→ **Work instructions**
Without including any pictures, write out all the entries exactly.

== Dataset excerpts

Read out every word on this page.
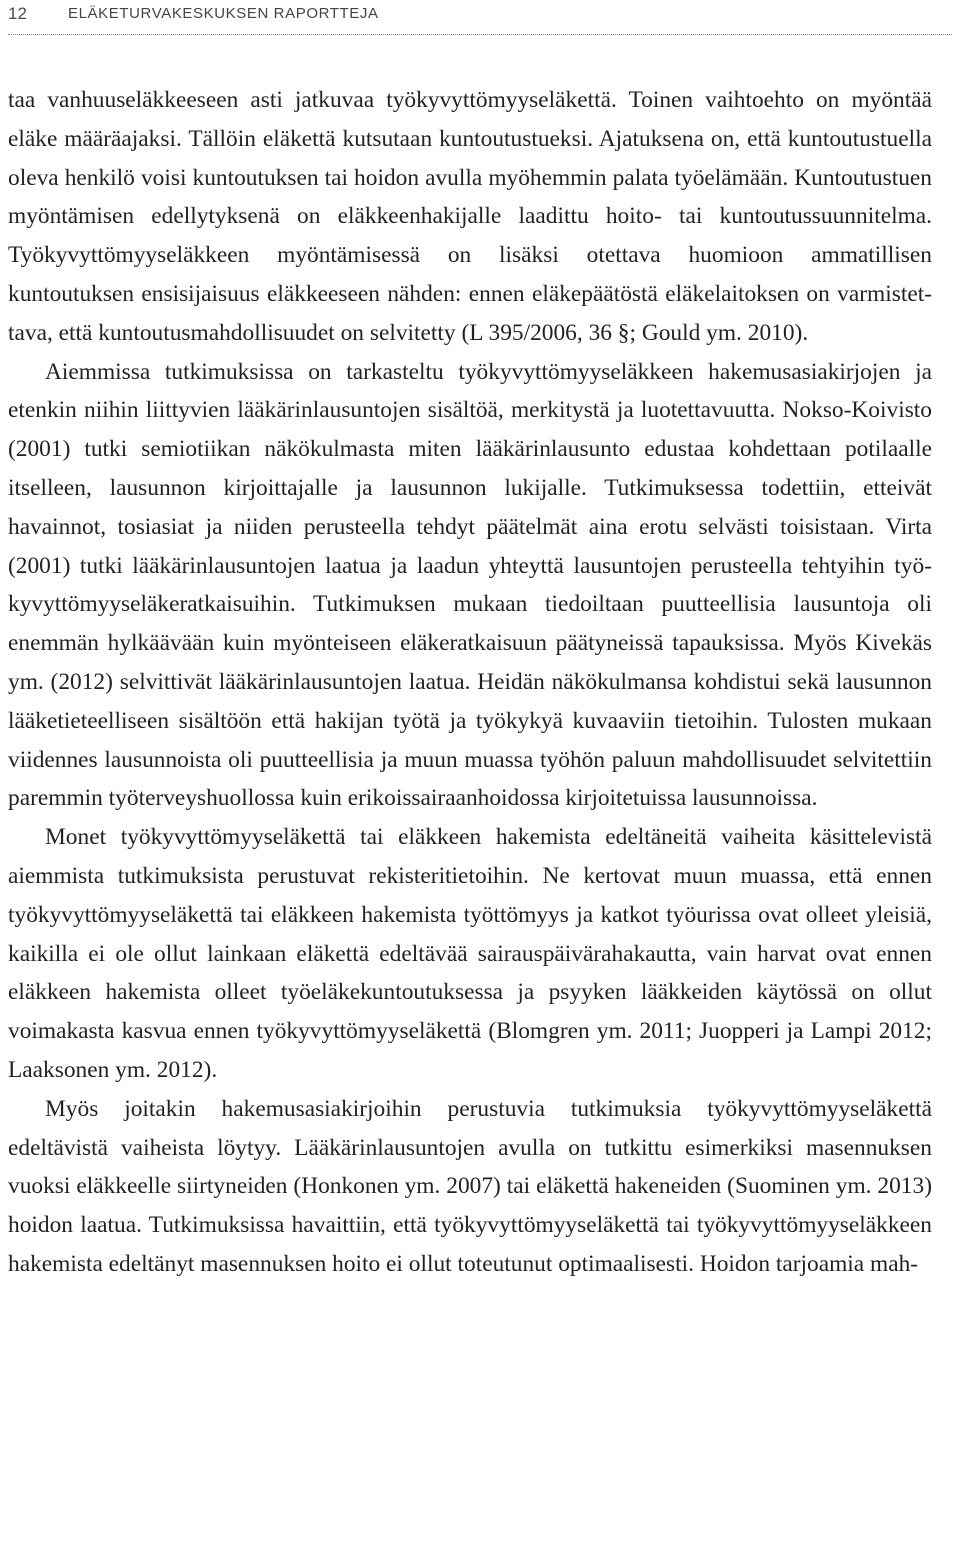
12	ELÄKETURVAKESKUKSEN RAPORTTEJA

taa vanhuuseläkkeeseen asti jatkuvaa työkyvyttömyyseläkettä. Toinen vaihtoehto on myöntää eläke määräajaksi. Tällöin eläkettä kutsutaan kuntoutustueksi. Ajatuksena on, että kuntoutustuella oleva henkilö voisi kuntoutuksen tai hoidon avulla myöhemmin palata työelämään. Kuntoutustuen myöntämisen edellytyksenä on eläkkeenhakijalle laadittu hoito- tai kuntoutussuunnitelma. Työkyvyttömyyseläkkeen myöntämisessä on lisäksi otettava huomioon ammatillisen kuntoutuksen ensisijaisuus eläkkeeseen nähden: ennen eläkepäätöstä eläkelaitoksen on varmistettava, että kuntoutusmahdollisuudet on selvitetty (L 395/2006, 36 §; Gould ym. 2010).

Aiemmissa tutkimuksissa on tarkasteltu työkyvyttömyyseläkkeen hakemusasiakirjojen ja etenkin niihin liittyvien lääkärinlausuntojen sisältöä, merkitystä ja luotettavuutta. Nokso-Koivisto (2001) tutki semiotiikan näkökulmasta miten lääkärinlausunto edustaa kohdettaan potilaalle itselleen, lausunnon kirjoittajalle ja lausunnon lukijalle. Tutkimuksessa todettiin, etteivät havainnot, tosiasiat ja niiden perusteella tehdyt päätelmät aina erotu selvästi toisistaan. Virta (2001) tutki lääkärinlausuntojen laatua ja laadun yhteyttä lausuntojen perusteella tehtyihin työkyvyttömyyseläkeratkaisuihin. Tutkimuksen mukaan tiedoiltaan puutteellisia lausuntoja oli enemmän hylkäävään kuin myönteiseen eläkeratkaisuun päätyneissä tapauksissa. Myös Kivekäs ym. (2012) selvittivät lääkärinlausuntojen laatua. Heidän näkökulmansa kohdistui sekä lausunnon lääketieteelliseen sisältöön että hakijan työtä ja työkykyä kuvaaviin tietoihin. Tulosten mukaan viidennes lausunnoista oli puutteellisia ja muun muassa työhön paluun mahdollisuudet selvitettiin paremmin työterveyshuollossa kuin erikoissairaanhoidossa kirjoitetuissa lausunnoissa.

Monet työkyvyttömyyseläkettä tai eläkkeen hakemista edeltäneitä vaiheita käsittelevistä aiemmista tutkimuksista perustuvat rekisteritietoihin. Ne kertovat muun muassa, että ennen työkyvyttömyyseläkettä tai eläkkeen hakemista työttömyys ja katkot työurissa ovat olleet yleisiä, kaikilla ei ole ollut lainkaan eläkettä edeltävää sairauspäivärahakautta, vain harvat ovat ennen eläkkeen hakemista olleet työeläkekuntoutuksessa ja psyyken lääkkeiden käytössä on ollut voimakasta kasvua ennen työkyvyttömyyseläkettä (Blomgren ym. 2011; Juopperi ja Lampi 2012; Laaksonen ym. 2012).

Myös joitakin hakemusasiakirjoihin perustuvia tutkimuksia työkyvyttömyyseläkettä edeltävistä vaiheista löytyy. Lääkärinlausuntojen avulla on tutkittu esimerkiksi masennuksen vuoksi eläkkeelle siirtyneiden (Honkonen ym. 2007) tai eläkettä hakeneiden (Suominen ym. 2013) hoidon laatua. Tutkimuksissa havaittiin, että työkyvyttömyyseläkettä tai työkyvyttömyyseläkkeen hakemista edeltänyt masennuksen hoito ei ollut toteutunut optimaalisesti. Hoidon tarjoamia mah-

====

→ **Exercise output**
Read out every word on this page.
12	ELÄKETURVAKESKUKSEN RAPORTTEJA

taa vanhuuseläkkeeseen asti jatkuvaa työkyvyttömyyseläkettä. Toinen vaihtoehto on myöntää eläke määräajaksi. Tällöin eläkettä kutsutaan kuntoutustueksi. Ajatuksena on, että kuntoutustuella oleva henkilö voisi kuntoutuksen tai hoidon avulla myöhemmin palata työelämään. Kuntoutustuen myöntämisen edellytyksenä on eläkkeenhakijalle laadittu hoito- tai kuntoutussuunnitelma. Työkyvyttömyyseläkkeen myöntämisessä on lisäksi otettava huomioon ammatillisen kuntoutuksen ensisijaisuus eläkkeeseen nähden: ennen eläkepäätöstä eläkelaitoksen on varmistettava, että kuntoutusmahdollisuudet on selvitetty (L 395/2006, 36 §; Gould ym. 2010).

Aiemmissa tutkimuksissa on tarkasteltu työkyvyttömyyseläkkeen hakemusasiakirjojen ja etenkin niihin liittyvien lääkärinlausuntojen sisältöä, merkitystä ja luotettavuutta. Nokso-Koivisto (2001) tutki semiotiikan näkökulmasta miten lääkärinlausunto edustaa kohdettaan potilaalle itselleen, lausunnon kirjoittajalle ja lausunnon lukijalle. Tutkimuksessa todettiin, etteivät havainnot, tosiasiat ja niiden perusteella tehdyt päätelmät aina erotu selvästi toisistaan. Virta (2001) tutki lääkärinlausuntojen laatua ja laadun yhteyttä lausuntojen perusteella tehtyihin työkyvyttömyyseläkeratkaisuihin. Tutkimuksen mukaan tiedoiltaan puutteellisia lausuntoja oli enemmän hylkäävään kuin myönteiseen eläkeratkaisuun päätyneissä tapauksissa. Myös Kivekäs ym. (2012) selvittivät lääkärinlausuntojen laatua. Heidän näkökulmansa kohdistui sekä lausunnon lääketieteelliseen sisältöön että hakijan työtä ja työkykyä kuvaaviin tietoihin. Tulosten mukaan viidennes lausunnoista oli puutteellisia ja muun muassa työhön paluun mahdollisuudet selvitettiin paremmin työterveyshuollossa kuin erikoissairaanhoidossa kirjoitetuissa lausunnoissa.

Monet työkyvyttömyyseläkettä tai eläkkeen hakemista edeltäneitä vaiheita käsittelevistä aiemmista tutkimuksista perustuvat rekisteritietoihin. Ne kertovat muun muassa, että ennen työkyvyttömyyseläkettä tai eläkkeen hakemista työttömyys ja katkot työurissa ovat olleet yleisiä, kaikilla ei ole ollut lainkaan eläkettä edeltävää sairauspäivärahakautta, vain harvat ovat ennen eläkkeen hakemista olleet työeläkekuntoutuksessa ja psyyken lääkkeiden käytössä on ollut voimakasta kasvua ennen työkyvyttömyyseläkettä (Blomgren ym. 2011; Juopperi ja Lampi 2012; Laaksonen ym. 2012).

Myös joitakin hakemusasiakirjoihin perustuvia tutkimuksia työkyvyttömyyseläkettä edeltävistä vaiheista löytyy. Lääkärinlausuntojen avulla on tutkittu esimerkiksi masennuksen vuoksi eläkkeelle siirtyneiden (Honkonen ym. 2007) tai eläkettä hakeneiden (Suominen ym. 2013) hoidon laatua. Tutkimuksissa havaittiin, että työkyvyttömyyseläkettä tai työkyvyttömyyseläkkeen hakemista edeltänyt masennuksen hoito ei ollut toteutunut optimaalisesti. Hoidon tarjoamia mah-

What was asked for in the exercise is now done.